To do: Pull every line containing "Performance" from the entries.

(Lines of data)
---

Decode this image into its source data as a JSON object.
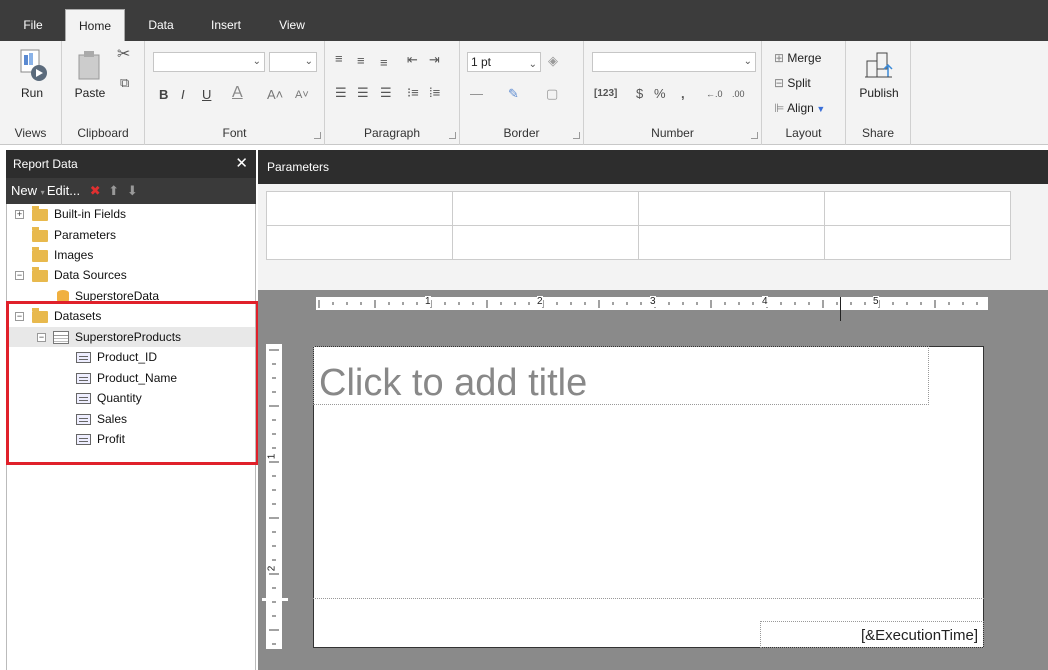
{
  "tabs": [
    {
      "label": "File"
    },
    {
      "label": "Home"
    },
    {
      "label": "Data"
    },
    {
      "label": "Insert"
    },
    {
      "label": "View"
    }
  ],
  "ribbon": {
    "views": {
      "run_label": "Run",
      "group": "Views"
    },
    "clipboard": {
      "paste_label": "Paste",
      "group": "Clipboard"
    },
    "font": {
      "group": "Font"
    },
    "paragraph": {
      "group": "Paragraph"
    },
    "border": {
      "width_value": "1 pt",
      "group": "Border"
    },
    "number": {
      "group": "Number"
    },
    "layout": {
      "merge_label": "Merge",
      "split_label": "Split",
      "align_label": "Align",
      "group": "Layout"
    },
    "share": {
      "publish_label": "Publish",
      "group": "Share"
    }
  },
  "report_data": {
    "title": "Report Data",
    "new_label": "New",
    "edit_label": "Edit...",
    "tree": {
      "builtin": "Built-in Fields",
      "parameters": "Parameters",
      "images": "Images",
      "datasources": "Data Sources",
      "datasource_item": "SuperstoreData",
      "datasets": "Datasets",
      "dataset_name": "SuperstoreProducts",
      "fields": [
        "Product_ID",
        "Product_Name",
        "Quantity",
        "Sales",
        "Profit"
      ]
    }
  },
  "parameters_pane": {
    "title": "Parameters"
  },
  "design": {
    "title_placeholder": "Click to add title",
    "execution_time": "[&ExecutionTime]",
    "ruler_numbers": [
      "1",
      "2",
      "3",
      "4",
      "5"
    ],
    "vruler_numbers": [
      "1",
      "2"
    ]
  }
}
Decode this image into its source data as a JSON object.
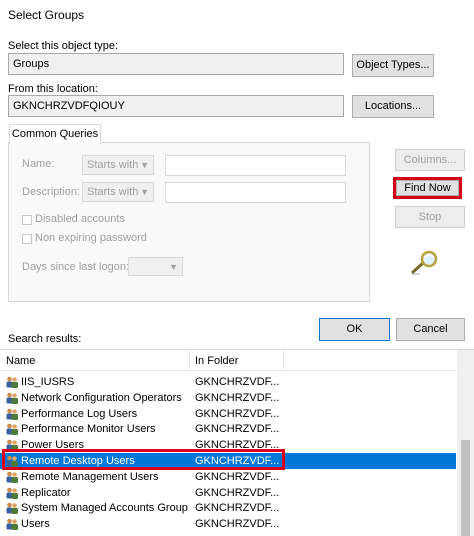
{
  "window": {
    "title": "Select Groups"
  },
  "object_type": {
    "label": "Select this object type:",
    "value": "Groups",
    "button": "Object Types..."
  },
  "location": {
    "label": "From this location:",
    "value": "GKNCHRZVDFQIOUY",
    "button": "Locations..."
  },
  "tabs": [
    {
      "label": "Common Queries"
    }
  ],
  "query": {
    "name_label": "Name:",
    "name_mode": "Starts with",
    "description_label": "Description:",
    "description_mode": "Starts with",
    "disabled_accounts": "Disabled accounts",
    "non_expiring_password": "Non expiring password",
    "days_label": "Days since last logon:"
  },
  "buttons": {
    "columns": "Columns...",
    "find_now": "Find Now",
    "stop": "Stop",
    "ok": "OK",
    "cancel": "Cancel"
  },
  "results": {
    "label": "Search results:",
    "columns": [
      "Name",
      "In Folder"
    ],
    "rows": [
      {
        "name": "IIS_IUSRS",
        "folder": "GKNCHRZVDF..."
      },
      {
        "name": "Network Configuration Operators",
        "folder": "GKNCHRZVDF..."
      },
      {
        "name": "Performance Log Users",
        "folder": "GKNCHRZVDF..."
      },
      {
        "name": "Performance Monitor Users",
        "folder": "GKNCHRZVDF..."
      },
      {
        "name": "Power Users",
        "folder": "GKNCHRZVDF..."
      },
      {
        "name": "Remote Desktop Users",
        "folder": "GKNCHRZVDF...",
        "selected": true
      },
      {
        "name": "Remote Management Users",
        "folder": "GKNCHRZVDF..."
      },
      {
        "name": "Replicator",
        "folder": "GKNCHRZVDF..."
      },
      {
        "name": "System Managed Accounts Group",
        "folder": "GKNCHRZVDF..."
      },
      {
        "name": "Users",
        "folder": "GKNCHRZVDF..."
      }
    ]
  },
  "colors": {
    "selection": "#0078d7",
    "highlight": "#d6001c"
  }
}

---

The result:
        "name": "Performance Log Users",
        "name": "Performance Monitor Users",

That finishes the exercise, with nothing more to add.